### Material shown ###

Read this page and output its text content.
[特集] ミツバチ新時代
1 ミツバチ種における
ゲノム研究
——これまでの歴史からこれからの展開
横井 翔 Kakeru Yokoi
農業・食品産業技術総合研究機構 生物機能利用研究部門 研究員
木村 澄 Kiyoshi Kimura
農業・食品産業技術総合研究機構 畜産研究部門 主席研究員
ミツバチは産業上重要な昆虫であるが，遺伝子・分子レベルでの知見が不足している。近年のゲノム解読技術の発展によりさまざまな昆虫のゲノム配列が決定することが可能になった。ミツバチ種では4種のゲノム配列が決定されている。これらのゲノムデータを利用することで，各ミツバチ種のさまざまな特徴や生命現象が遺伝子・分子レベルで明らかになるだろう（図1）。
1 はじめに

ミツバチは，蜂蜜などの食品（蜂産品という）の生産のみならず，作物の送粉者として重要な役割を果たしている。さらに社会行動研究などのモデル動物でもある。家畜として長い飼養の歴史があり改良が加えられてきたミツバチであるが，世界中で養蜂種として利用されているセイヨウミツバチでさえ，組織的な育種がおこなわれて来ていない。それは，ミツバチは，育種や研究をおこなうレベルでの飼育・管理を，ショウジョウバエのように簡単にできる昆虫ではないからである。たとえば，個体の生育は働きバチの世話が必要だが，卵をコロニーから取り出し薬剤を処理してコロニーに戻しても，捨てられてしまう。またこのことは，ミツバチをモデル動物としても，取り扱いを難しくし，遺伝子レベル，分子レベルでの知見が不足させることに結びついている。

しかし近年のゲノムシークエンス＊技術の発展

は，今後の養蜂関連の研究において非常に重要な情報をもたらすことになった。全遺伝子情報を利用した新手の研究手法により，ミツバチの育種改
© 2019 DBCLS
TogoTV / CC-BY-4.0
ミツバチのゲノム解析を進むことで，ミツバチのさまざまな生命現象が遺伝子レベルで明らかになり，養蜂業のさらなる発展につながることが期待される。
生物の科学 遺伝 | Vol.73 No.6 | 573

###

Write out the entries in full, exactly as given.

- _Task response_
Read this page and output its text content.
[特集] ミツバチ新時代
1 ミツバチ種における
ゲノム研究
——これまでの歴史からこれからの展開
横井 翔 Kakeru Yokoi
農業・食品産業技術総合研究機構 生物機能利用研究部門 研究員
木村 澄 Kiyoshi Kimura
農業・食品産業技術総合研究機構 畜産研究部門 主席研究員
ミツバチは産業上重要な昆虫であるが，遺伝子・分子レベルでの知見が不足している。近年のゲノム解読技術の発展によりさまざまな昆虫のゲノム配列が決定することが可能になった。ミツバチ種では4種のゲノム配列が決定されている。これらのゲノムデータを利用することで，各ミツバチ種のさまざまな特徴や生命現象が遺伝子・分子レベルで明らかになるだろう（図1）。
1 はじめに

ミツバチは，蜂蜜などの食品（蜂産品という）の生産のみならず，作物の送粉者として重要な役割を果たしている。さらに社会行動研究などのモデル動物でもある。家畜として長い飼養の歴史があり改良が加えられてきたミツバチであるが，世界中で養蜂種として利用されているセイヨウミツバチでさえ，組織的な育種がおこなわれて来ていない。それは，ミツバチは，育種や研究をおこなうレベルでの飼育・管理を，ショウジョウバエのように簡単にできる昆虫ではないからである。たとえば，個体の生育は働きバチの世話が必要だが，卵をコロニーから取り出し薬剤を処理してコロニーに戻しても，捨てられてしまう。またこのことは，ミツバチをモデル動物としても，取り扱いを難しくし，遺伝子レベル，分子レベルでの知見が不足させることに結びついている。

しかし近年のゲノムシークエンス＊技術の発展

は，今後の養蜂関連の研究において非常に重要な情報をもたらすことになった。全遺伝子情報を利用した新手の研究手法により，ミツバチの育種改
© 2019 DBCLS
TogoTV / CC-BY-4.0
ミツバチのゲノム解析を進むことで，ミツバチのさまざまな生命現象が遺伝子レベルで明らかになり，養蜂業のさらなる発展につながることが期待される。
生物の科学 遺伝 | Vol.73 No.6 | 573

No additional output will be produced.